*DOCUMENT*.
Friday, September 28, 2012

Properties of Free Music

A friend of mine in Colorado, David Thomas Bailey, sent me a questionnaire a few days ago based off this new book by Joe Morris.  I haven't read this, but it's on my list of books to get, seemingly similar lines of Derek Bailey's book on improvisation, and the John Zorn Arcana series (which there is a new edition coming out soon!)  I did my best to answer it, so below is the questionnaire and then my responses.

1. A.) Cite some influential materials that you have synthesized, and/or interpreted in whole or in parts in your work. B.) Describe how when combined with your imagination those processes resulted in invented parts of your work.
2. A.) Describe your consideration of spirituality, intuition, concept, logic, aesthetic philosophy,history, politics, technique, any other similar thing, or a combination of these things in your work. B.) How does this inform your methodology?
3. A.) In what ways are the individuals in your community of collaborators important to your work? B.) How do you adapt your methodology in consideration of what they bring?

*DATA EXCERPTS*.
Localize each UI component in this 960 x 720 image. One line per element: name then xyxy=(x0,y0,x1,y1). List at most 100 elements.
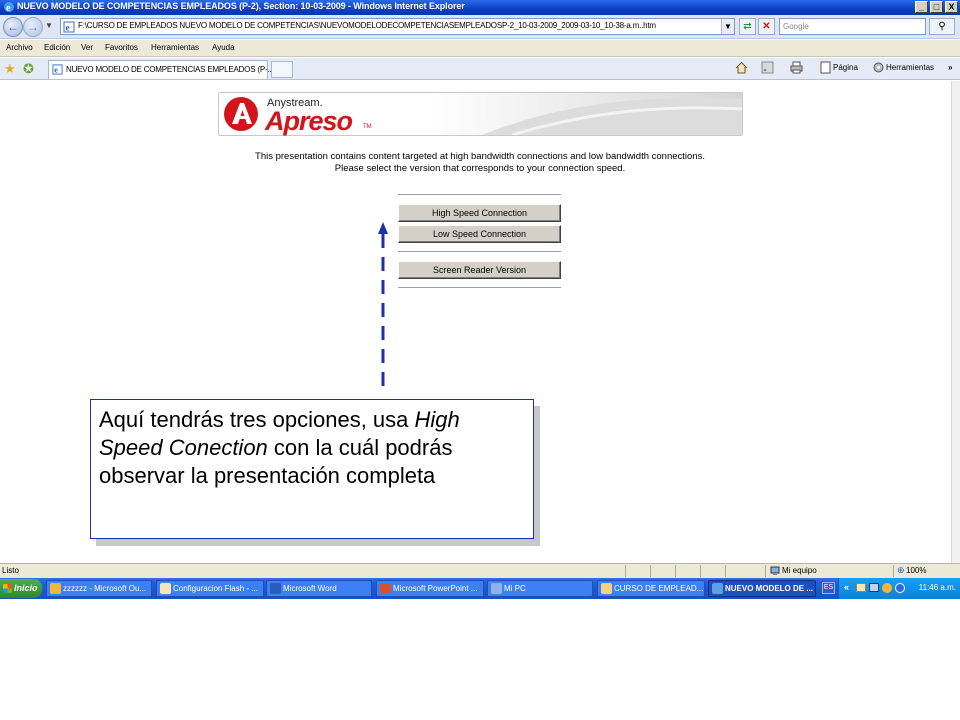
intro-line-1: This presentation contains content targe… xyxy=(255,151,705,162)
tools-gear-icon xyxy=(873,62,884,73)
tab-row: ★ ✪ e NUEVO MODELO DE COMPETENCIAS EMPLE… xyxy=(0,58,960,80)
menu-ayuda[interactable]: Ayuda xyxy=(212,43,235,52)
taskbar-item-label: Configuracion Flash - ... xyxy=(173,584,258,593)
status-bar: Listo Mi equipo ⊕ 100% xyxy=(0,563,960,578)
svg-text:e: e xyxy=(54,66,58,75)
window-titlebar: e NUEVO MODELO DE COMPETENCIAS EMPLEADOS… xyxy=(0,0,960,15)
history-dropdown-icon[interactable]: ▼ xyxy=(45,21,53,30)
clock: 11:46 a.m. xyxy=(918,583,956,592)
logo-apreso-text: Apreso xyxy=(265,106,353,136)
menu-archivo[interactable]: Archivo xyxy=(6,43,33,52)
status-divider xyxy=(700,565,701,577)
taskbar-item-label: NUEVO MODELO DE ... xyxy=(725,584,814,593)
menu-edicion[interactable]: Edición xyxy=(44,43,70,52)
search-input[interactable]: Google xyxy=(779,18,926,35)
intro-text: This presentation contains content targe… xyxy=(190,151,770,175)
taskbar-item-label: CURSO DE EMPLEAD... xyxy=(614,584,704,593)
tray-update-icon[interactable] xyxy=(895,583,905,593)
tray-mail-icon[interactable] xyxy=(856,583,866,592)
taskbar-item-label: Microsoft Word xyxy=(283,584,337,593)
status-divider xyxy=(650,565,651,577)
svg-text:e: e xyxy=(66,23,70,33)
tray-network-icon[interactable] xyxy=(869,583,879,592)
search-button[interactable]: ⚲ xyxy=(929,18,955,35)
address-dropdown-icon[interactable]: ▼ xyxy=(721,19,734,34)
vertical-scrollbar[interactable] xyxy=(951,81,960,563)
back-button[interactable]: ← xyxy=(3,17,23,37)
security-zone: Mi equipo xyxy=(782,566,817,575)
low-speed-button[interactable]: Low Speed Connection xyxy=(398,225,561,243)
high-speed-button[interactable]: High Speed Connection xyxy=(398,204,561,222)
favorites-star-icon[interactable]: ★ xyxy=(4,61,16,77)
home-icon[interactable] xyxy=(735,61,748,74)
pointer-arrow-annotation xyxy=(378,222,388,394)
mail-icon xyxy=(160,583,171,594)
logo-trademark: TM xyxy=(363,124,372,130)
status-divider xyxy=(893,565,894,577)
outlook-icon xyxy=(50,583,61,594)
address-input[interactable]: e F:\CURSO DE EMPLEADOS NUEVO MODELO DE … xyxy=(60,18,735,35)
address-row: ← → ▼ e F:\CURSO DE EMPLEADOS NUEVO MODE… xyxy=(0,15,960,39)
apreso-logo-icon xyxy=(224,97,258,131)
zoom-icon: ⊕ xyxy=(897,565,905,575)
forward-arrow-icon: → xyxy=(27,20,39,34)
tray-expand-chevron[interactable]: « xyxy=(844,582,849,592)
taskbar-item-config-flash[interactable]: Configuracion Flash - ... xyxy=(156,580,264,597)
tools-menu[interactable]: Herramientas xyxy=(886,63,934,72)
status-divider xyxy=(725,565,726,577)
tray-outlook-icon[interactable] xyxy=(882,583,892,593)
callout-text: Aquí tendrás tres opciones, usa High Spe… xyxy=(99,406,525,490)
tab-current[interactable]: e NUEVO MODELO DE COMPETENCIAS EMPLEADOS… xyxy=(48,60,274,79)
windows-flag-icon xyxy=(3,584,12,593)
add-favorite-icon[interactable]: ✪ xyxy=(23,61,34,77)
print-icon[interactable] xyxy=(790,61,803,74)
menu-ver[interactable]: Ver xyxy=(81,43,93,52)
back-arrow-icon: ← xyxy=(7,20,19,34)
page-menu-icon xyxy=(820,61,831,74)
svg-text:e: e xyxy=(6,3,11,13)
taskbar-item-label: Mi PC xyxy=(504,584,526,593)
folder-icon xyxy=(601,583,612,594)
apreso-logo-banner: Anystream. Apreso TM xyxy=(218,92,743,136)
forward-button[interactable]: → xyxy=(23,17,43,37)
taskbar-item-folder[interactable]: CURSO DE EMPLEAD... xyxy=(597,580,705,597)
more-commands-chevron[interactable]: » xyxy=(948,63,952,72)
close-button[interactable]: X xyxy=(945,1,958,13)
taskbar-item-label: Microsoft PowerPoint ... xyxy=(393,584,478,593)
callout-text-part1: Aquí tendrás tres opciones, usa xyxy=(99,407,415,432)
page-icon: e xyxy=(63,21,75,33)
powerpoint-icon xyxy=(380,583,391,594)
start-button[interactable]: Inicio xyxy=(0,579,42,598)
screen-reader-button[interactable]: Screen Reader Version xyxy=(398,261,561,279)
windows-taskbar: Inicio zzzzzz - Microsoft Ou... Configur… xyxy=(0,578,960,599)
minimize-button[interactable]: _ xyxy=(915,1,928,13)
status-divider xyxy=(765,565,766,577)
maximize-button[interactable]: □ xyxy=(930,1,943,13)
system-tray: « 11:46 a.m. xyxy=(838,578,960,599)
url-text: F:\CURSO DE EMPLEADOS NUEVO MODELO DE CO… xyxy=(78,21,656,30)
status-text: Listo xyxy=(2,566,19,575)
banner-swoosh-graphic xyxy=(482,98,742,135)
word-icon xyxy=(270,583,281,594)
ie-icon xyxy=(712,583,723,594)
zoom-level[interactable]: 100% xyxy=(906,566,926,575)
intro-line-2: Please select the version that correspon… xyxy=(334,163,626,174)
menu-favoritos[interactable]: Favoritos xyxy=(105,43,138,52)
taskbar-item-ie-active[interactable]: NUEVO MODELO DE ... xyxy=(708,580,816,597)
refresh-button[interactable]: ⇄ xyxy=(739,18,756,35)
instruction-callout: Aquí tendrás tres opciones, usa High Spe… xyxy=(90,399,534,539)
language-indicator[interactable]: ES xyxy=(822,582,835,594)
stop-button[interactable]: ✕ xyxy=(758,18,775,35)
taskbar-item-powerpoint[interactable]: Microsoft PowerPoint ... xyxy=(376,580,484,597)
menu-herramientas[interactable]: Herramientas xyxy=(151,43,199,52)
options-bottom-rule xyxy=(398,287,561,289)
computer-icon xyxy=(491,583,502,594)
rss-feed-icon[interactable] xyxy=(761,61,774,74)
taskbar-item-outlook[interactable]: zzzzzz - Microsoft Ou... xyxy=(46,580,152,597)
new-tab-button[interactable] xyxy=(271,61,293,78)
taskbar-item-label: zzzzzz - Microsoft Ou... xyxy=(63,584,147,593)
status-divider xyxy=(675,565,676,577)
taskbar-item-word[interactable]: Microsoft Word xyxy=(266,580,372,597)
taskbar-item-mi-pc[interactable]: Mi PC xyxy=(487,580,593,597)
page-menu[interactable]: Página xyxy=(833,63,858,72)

* * *

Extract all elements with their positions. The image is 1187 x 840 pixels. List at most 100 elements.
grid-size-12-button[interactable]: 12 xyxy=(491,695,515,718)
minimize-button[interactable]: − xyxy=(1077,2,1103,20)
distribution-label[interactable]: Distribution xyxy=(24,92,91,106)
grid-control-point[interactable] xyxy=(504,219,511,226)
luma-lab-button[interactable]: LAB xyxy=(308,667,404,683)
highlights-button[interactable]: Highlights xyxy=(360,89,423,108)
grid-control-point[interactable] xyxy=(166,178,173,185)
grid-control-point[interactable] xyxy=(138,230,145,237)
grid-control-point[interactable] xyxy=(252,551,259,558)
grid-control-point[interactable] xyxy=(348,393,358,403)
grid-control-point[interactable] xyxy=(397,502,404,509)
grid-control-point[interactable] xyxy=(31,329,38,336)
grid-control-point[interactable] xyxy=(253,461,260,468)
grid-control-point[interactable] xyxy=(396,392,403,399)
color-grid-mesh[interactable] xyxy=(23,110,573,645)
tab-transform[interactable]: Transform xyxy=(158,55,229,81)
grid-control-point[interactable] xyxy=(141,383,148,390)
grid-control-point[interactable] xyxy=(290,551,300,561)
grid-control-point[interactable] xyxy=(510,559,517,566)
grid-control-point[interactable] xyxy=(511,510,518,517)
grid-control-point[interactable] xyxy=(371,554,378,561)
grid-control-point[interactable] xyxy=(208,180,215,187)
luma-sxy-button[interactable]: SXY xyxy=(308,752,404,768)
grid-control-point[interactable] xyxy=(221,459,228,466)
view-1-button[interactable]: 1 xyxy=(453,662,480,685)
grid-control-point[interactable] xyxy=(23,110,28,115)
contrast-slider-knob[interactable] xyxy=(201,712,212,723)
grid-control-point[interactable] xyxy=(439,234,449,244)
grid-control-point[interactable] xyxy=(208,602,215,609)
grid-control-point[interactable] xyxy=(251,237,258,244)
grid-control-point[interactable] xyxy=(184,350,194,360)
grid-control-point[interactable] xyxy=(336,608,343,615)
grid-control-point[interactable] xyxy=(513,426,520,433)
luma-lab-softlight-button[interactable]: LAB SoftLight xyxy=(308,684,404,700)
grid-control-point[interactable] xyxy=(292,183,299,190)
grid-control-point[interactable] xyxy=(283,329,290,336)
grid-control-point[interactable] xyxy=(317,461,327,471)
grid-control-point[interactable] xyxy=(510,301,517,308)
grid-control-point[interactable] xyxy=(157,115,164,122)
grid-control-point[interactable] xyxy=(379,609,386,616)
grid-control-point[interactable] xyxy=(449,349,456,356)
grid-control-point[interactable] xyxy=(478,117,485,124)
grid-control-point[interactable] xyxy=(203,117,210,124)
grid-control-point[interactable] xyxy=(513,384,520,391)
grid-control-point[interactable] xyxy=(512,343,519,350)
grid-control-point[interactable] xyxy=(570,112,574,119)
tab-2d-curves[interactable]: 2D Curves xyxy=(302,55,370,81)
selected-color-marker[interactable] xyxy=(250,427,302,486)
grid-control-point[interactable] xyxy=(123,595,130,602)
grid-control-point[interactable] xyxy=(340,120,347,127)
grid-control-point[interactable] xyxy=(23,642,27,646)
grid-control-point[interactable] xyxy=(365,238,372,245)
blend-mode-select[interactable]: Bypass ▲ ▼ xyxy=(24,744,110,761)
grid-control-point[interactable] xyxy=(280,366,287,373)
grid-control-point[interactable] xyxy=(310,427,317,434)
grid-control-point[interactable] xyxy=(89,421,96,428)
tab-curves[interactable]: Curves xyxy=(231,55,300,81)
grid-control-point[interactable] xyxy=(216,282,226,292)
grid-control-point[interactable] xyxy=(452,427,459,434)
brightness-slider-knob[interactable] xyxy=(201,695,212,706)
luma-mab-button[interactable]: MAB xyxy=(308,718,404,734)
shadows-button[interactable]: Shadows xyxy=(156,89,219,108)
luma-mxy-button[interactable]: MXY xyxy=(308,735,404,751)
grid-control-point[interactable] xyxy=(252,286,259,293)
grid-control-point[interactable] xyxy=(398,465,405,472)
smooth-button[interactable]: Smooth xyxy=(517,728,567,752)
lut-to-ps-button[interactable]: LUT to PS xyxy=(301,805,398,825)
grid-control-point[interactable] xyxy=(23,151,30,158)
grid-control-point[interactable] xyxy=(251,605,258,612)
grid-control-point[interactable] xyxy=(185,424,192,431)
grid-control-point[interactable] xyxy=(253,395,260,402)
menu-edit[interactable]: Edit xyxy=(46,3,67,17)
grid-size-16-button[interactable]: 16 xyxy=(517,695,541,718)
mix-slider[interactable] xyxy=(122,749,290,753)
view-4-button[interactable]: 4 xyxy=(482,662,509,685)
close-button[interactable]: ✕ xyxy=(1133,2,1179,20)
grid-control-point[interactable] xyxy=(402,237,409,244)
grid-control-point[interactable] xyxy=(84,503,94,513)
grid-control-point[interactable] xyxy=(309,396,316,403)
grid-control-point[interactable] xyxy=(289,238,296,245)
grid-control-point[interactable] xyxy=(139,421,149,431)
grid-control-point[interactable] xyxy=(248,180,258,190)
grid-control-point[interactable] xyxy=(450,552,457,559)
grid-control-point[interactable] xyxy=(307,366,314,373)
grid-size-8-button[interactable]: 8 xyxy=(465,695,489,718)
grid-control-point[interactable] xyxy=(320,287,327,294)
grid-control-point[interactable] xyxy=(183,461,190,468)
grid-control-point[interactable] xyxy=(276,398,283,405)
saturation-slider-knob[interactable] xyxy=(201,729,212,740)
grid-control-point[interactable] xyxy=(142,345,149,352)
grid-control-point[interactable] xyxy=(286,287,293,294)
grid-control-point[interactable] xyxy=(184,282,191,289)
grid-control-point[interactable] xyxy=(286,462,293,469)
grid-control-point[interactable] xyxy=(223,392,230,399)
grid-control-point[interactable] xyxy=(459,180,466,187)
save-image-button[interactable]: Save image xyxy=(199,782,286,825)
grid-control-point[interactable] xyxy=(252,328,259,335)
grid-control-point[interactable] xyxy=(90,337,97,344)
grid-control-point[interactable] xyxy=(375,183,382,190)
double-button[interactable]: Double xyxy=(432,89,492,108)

*WHAT IS BEING ASKED*. Can you print, word for word, the part of the free music post that begins at the words "1. A.) Cite" and stops after "inform your methodology?"?

*SOLVED PROBLEM*.
1. A.) Cite some influential materials that you have synthesized, and/or interpreted in whole or in parts in your work. B.) Describe how when combined with your imagination those processes resulted in invented parts of your work.
2. A.) Describe your consideration of spirituality, intuition, concept, logic, aesthetic philosophy,history, politics, technique, any other similar thing, or a combination of these things in your work. B.) How does this inform your methodology?